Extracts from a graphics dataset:
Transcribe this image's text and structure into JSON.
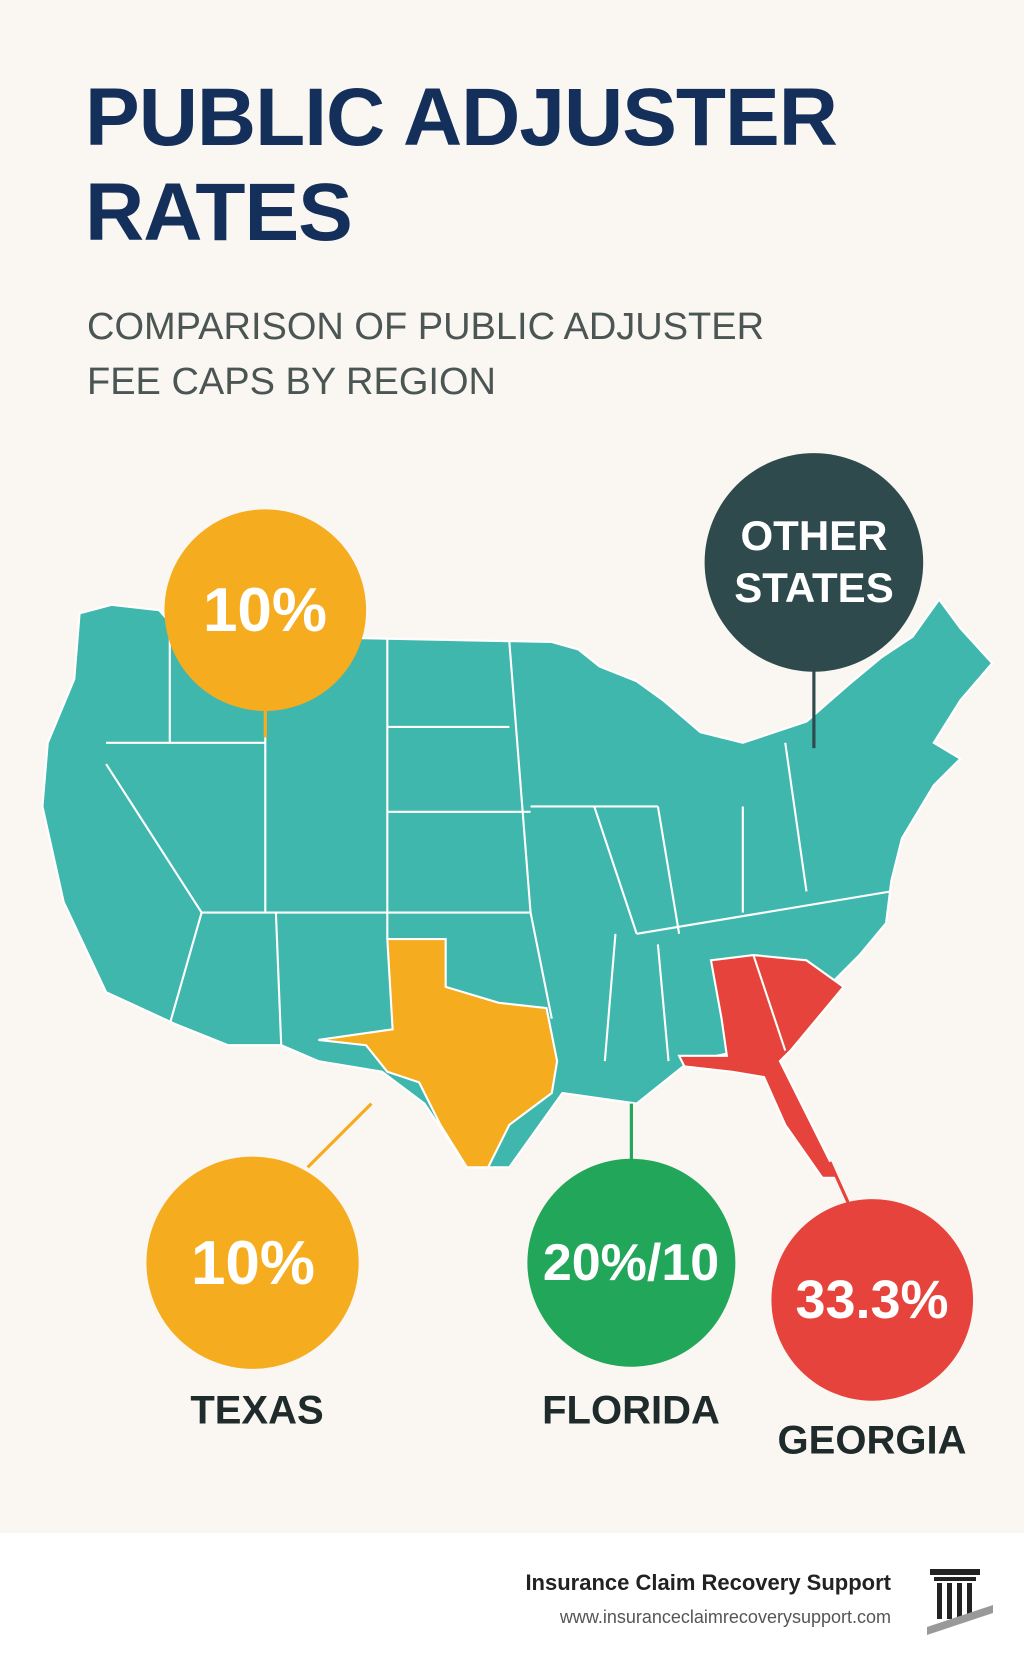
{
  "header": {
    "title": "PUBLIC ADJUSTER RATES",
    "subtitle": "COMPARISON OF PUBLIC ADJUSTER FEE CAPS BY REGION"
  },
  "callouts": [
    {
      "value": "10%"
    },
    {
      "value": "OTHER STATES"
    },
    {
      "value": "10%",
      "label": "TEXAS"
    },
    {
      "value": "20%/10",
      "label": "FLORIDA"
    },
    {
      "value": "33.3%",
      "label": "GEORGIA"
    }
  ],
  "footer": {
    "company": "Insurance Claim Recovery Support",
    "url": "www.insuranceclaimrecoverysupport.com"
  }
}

**YOUR TASK:** Without the pictures, print the records in full, exactly as they appear.

**FULL ANSWER:**
Transcribe this image's text and structure into JSON.
{
  "header": {
    "title": "PUBLIC ADJUSTER RATES",
    "subtitle": "COMPARISON OF PUBLIC ADJUSTER FEE CAPS BY REGION"
  },
  "callouts": [
    {
      "value": "10%"
    },
    {
      "value": "OTHER STATES"
    },
    {
      "value": "10%",
      "label": "TEXAS"
    },
    {
      "value": "20%/10",
      "label": "FLORIDA"
    },
    {
      "value": "33.3%",
      "label": "GEORGIA"
    }
  ],
  "footer": {
    "company": "Insurance Claim Recovery Support",
    "url": "www.insuranceclaimrecoverysupport.com"
  }
}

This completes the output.